### INPUT RECORDS
┌──
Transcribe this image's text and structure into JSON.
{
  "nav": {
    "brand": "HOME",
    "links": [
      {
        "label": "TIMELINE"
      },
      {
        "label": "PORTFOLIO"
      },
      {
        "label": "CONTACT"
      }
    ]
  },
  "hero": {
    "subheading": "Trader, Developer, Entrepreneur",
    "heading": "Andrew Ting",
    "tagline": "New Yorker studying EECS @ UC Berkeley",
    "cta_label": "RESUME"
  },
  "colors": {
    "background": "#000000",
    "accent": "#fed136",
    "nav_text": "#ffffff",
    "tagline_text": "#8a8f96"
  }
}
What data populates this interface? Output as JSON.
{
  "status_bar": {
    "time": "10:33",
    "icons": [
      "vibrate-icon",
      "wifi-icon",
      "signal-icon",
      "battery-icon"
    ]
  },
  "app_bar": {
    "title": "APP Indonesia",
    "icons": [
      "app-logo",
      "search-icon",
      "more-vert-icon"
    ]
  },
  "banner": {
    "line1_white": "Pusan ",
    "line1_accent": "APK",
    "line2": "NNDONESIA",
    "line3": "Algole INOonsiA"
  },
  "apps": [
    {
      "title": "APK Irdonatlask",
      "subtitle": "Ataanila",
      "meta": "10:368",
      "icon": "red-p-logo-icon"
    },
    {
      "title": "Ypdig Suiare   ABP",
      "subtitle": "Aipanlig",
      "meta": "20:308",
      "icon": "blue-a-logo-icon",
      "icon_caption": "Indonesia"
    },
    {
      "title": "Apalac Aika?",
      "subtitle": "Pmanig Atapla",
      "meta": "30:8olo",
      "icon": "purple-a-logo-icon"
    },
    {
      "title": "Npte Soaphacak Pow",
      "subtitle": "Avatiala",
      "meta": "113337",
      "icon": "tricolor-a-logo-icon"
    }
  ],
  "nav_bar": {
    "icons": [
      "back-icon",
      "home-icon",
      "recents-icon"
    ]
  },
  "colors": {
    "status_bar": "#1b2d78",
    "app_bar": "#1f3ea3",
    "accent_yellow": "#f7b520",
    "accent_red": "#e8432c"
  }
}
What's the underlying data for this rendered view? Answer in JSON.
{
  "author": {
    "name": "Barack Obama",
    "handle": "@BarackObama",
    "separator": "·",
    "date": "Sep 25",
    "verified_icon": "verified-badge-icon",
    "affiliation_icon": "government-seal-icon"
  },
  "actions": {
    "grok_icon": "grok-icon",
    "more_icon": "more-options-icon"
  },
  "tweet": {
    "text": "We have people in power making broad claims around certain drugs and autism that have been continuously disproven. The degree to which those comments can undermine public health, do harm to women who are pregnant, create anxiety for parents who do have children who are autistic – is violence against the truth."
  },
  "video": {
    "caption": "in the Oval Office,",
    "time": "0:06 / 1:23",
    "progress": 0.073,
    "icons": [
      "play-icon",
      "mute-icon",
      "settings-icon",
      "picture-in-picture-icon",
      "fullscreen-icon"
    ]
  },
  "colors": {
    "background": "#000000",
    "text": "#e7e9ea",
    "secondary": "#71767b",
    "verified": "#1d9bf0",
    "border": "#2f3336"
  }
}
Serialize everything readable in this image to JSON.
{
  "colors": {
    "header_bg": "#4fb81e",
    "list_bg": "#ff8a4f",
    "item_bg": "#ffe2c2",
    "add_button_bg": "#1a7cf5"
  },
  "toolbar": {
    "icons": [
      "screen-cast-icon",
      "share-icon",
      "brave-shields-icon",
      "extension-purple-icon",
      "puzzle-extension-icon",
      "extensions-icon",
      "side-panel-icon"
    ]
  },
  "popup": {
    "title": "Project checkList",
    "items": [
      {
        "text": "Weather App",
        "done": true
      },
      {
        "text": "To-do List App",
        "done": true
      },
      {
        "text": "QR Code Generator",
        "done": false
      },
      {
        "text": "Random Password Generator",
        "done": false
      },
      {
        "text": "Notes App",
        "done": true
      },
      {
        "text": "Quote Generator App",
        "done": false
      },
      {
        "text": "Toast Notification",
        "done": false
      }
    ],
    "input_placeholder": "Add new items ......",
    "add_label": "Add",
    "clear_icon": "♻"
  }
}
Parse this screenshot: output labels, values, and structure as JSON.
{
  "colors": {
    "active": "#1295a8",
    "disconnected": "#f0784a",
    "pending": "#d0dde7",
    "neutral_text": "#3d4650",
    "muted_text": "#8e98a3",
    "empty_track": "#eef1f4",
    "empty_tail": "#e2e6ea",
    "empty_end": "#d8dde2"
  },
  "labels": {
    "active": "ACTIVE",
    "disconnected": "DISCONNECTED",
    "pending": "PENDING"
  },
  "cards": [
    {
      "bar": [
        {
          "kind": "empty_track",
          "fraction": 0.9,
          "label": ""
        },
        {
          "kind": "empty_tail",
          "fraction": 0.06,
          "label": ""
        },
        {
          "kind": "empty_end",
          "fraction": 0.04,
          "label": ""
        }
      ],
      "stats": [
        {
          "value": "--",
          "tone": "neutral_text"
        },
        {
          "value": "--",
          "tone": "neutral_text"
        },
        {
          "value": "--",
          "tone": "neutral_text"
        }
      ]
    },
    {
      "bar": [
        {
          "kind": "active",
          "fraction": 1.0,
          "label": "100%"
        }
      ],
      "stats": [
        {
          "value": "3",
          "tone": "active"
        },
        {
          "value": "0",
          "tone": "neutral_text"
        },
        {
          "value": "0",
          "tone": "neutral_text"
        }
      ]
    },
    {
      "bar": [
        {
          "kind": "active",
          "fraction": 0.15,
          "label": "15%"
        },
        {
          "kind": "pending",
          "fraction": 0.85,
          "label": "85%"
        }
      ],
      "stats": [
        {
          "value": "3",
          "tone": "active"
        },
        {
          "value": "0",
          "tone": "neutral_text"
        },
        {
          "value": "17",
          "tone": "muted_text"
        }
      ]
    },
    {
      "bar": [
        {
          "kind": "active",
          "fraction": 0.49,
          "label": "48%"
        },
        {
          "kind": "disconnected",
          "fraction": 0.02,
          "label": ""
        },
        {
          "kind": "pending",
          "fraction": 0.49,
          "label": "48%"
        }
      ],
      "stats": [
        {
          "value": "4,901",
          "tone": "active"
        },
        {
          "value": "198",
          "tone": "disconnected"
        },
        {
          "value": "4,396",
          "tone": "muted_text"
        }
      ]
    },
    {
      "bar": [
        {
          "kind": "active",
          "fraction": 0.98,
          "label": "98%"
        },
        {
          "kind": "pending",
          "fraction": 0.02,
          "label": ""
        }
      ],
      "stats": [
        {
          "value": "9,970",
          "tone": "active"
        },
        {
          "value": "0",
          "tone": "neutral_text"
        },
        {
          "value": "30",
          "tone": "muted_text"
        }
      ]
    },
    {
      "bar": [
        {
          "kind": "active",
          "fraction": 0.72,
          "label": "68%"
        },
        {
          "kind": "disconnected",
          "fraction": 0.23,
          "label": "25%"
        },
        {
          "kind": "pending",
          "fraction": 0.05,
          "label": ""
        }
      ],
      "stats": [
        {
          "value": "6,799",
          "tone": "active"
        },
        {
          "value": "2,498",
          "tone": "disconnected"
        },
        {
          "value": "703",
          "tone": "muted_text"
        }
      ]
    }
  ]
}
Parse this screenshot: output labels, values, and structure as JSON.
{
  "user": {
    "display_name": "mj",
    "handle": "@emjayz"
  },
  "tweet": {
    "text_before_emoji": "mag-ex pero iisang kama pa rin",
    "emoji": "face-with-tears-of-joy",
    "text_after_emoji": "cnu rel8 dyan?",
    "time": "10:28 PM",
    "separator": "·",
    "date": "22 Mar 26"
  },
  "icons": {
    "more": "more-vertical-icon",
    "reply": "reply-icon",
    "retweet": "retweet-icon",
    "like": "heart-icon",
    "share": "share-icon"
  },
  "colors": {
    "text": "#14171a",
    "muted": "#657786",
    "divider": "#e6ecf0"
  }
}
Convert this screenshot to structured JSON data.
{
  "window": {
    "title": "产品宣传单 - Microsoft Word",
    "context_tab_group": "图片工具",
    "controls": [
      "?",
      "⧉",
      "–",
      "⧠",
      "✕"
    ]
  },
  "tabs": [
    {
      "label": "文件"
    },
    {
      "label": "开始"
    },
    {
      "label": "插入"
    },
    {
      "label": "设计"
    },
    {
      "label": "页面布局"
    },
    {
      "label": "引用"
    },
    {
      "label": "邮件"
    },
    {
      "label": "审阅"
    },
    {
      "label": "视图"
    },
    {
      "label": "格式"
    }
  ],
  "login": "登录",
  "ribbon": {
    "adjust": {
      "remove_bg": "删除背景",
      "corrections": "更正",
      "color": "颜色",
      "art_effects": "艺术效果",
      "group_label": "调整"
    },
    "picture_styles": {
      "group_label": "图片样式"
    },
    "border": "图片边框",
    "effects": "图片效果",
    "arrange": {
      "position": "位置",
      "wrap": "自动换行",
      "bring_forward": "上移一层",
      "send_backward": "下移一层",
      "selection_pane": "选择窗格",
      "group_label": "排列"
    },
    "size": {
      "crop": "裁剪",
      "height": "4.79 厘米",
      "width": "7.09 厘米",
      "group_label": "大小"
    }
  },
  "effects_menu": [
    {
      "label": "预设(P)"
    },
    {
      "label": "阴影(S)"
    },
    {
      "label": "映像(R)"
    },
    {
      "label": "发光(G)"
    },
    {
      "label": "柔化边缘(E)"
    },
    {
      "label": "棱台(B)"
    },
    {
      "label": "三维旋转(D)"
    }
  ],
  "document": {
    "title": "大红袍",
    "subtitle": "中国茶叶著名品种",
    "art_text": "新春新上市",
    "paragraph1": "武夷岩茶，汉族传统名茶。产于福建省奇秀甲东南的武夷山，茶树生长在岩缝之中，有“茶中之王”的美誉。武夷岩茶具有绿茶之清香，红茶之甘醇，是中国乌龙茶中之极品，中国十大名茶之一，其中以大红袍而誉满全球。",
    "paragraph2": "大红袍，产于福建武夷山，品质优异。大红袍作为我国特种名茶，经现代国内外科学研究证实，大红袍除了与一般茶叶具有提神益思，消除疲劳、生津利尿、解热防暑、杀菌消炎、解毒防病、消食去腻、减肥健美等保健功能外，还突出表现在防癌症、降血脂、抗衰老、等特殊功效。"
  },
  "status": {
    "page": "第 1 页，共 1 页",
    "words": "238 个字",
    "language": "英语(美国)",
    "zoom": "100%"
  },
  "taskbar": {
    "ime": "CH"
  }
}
└──
### DESCRIPTION OF THE TASK
List all lines from the entries that include the word "logo".

### EXERCISE SOLUTION
      "app-logo",
      "icon": "red-p-logo-icon"
      "icon": "blue-a-logo-icon",
      "icon": "purple-a-logo-icon"
      "icon": "tricolor-a-logo-icon"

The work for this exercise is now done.